BEGIN

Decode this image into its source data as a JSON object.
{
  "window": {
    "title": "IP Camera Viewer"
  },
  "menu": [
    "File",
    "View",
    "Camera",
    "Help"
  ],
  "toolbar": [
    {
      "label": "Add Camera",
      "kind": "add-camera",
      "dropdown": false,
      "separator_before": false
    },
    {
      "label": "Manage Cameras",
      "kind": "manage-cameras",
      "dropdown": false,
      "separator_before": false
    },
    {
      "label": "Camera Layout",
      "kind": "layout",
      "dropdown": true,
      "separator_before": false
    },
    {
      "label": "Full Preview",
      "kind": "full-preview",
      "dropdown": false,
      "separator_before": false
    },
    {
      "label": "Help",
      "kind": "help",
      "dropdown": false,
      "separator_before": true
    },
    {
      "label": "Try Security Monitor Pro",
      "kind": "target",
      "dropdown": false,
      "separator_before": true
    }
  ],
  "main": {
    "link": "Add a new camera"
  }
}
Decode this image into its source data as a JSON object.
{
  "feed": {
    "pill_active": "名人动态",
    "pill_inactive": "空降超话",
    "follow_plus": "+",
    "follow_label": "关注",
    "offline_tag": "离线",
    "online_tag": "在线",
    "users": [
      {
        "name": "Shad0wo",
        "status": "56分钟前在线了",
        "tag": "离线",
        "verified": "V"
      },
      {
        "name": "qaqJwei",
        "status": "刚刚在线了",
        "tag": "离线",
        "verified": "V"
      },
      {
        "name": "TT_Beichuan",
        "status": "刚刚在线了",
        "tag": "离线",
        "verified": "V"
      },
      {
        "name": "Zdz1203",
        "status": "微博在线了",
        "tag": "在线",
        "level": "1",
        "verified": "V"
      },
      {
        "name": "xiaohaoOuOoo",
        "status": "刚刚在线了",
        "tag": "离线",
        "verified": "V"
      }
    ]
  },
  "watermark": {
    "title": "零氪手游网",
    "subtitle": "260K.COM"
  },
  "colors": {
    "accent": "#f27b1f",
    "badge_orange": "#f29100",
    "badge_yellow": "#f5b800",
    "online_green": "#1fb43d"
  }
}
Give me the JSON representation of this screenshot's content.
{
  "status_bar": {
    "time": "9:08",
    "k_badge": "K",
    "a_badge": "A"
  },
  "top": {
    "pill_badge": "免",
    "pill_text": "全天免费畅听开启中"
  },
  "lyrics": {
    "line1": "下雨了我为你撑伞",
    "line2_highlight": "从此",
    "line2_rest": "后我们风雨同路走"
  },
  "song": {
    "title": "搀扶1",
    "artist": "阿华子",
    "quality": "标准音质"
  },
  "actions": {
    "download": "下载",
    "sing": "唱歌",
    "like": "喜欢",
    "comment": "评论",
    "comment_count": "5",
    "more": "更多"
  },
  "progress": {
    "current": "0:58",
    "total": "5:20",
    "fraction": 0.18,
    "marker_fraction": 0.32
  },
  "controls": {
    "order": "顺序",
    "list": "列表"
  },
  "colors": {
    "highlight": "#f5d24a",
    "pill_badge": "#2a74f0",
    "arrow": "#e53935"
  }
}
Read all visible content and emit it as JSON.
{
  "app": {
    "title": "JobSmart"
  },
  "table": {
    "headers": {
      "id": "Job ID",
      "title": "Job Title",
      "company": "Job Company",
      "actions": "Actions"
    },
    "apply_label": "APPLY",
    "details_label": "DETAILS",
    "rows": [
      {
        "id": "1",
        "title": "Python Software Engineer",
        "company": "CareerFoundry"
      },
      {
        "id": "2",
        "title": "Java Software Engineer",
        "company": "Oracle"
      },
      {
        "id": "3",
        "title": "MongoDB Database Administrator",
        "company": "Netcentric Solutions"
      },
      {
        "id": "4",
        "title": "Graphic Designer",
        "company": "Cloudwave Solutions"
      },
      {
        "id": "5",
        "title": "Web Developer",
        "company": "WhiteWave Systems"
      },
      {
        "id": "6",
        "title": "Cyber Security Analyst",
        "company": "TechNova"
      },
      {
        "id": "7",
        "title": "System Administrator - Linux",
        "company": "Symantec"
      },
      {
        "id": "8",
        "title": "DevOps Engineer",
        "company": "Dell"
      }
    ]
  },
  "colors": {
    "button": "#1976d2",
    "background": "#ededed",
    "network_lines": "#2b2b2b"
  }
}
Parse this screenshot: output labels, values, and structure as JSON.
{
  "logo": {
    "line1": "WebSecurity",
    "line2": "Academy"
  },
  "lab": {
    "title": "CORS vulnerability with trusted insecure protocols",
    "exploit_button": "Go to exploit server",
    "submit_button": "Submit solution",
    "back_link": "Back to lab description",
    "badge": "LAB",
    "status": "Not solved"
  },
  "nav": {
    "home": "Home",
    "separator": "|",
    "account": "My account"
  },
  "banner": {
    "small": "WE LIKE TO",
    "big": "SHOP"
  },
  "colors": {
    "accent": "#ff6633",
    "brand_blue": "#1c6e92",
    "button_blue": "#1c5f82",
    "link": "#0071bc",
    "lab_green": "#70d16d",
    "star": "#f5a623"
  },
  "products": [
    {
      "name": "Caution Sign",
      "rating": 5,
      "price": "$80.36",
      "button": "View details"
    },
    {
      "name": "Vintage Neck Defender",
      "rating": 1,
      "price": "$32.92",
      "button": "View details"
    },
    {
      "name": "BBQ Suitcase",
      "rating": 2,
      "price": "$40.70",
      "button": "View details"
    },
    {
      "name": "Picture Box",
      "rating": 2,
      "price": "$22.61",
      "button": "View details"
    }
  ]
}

END

* [THE REQUEST]: Pull every line containing the word "content" out of the material.

* [TASK OUTPUT]:
Give me the JSON representation of this screenshot's content.
Read all visible content and emit it as JSON.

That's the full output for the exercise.